**STATED EXERCISE**
Print, exactly and completely, every entry in the data.

**ENTRIES PROVIDED**
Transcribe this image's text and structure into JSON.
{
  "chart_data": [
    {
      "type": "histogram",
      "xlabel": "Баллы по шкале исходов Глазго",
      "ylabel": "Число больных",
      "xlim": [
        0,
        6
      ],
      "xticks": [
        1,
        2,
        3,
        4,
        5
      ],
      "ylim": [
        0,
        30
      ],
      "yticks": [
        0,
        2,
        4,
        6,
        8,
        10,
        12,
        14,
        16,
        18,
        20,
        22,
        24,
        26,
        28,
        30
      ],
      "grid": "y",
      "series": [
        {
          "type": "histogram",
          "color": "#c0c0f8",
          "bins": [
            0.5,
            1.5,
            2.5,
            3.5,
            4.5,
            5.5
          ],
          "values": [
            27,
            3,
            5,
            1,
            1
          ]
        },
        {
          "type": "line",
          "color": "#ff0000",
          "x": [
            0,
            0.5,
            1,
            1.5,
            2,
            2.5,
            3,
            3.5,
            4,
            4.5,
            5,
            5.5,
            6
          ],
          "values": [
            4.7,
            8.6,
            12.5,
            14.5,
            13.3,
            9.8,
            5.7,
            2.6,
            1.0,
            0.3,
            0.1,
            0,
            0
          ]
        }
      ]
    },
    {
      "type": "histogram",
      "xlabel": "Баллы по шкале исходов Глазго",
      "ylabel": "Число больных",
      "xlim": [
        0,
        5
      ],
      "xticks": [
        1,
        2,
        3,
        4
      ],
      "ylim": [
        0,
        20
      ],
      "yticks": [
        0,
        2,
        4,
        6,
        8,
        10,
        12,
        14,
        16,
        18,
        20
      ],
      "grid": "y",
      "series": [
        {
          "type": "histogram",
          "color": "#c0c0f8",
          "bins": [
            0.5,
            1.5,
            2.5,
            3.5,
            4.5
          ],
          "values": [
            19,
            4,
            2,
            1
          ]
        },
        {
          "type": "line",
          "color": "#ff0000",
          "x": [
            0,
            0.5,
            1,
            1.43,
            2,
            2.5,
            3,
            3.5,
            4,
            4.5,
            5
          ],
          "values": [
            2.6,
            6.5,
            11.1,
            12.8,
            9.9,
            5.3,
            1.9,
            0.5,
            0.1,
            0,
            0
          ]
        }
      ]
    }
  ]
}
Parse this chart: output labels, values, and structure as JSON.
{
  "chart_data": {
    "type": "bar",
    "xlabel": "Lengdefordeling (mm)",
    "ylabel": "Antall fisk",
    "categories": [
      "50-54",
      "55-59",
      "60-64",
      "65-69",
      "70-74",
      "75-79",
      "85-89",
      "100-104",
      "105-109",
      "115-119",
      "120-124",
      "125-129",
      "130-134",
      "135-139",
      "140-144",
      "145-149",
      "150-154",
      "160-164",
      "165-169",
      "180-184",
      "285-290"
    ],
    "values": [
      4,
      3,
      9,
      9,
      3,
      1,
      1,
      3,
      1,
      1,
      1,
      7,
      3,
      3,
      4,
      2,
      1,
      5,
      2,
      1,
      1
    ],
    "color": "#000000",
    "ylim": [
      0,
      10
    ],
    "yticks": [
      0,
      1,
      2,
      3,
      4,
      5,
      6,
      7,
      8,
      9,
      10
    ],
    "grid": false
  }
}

**PROBLEM SOLUTION**
Transcribe this image's text and structure into JSON.
{
  "chart_data": [
    {
      "type": "histogram",
      "xlabel": "Баллы по шкале исходов Глазго",
      "ylabel": "Число больных",
      "xlim": [
        0,
        6
      ],
      "xticks": [
        1,
        2,
        3,
        4,
        5
      ],
      "ylim": [
        0,
        30
      ],
      "yticks": [
        0,
        2,
        4,
        6,
        8,
        10,
        12,
        14,
        16,
        18,
        20,
        22,
        24,
        26,
        28,
        30
      ],
      "grid": "y",
      "series": [
        {
          "type": "histogram",
          "color": "#c0c0f8",
          "bins": [
            0.5,
            1.5,
            2.5,
            3.5,
            4.5,
            5.5
          ],
          "values": [
            27,
            3,
            5,
            1,
            1
          ]
        },
        {
          "type": "line",
          "color": "#ff0000",
          "x": [
            0,
            0.5,
            1,
            1.5,
            2,
            2.5,
            3,
            3.5,
            4,
            4.5,
            5,
            5.5,
            6
          ],
          "values": [
            4.7,
            8.6,
            12.5,
            14.5,
            13.3,
            9.8,
            5.7,
            2.6,
            1.0,
            0.3,
            0.1,
            0,
            0
          ]
        }
      ]
    },
    {
      "type": "histogram",
      "xlabel": "Баллы по шкале исходов Глазго",
      "ylabel": "Число больных",
      "xlim": [
        0,
        5
      ],
      "xticks": [
        1,
        2,
        3,
        4
      ],
      "ylim": [
        0,
        20
      ],
      "yticks": [
        0,
        2,
        4,
        6,
        8,
        10,
        12,
        14,
        16,
        18,
        20
      ],
      "grid": "y",
      "series": [
        {
          "type": "histogram",
          "color": "#c0c0f8",
          "bins": [
            0.5,
            1.5,
            2.5,
            3.5,
            4.5
          ],
          "values": [
            19,
            4,
            2,
            1
          ]
        },
        {
          "type": "line",
          "color": "#ff0000",
          "x": [
            0,
            0.5,
            1,
            1.43,
            2,
            2.5,
            3,
            3.5,
            4,
            4.5,
            5
          ],
          "values": [
            2.6,
            6.5,
            11.1,
            12.8,
            9.9,
            5.3,
            1.9,
            0.5,
            0.1,
            0,
            0
          ]
        }
      ]
    }
  ]
}
Parse this chart: output labels, values, and structure as JSON.
{
  "chart_data": {
    "type": "bar",
    "xlabel": "Lengdefordeling (mm)",
    "ylabel": "Antall fisk",
    "categories": [
      "50-54",
      "55-59",
      "60-64",
      "65-69",
      "70-74",
      "75-79",
      "85-89",
      "100-104",
      "105-109",
      "115-119",
      "120-124",
      "125-129",
      "130-134",
      "135-139",
      "140-144",
      "145-149",
      "150-154",
      "160-164",
      "165-169",
      "180-184",
      "285-290"
    ],
    "values": [
      4,
      3,
      9,
      9,
      3,
      1,
      1,
      3,
      1,
      1,
      1,
      7,
      3,
      3,
      4,
      2,
      1,
      5,
      2,
      1,
      1
    ],
    "color": "#000000",
    "ylim": [
      0,
      10
    ],
    "yticks": [
      0,
      1,
      2,
      3,
      4,
      5,
      6,
      7,
      8,
      9,
      10
    ],
    "grid": false
  }
}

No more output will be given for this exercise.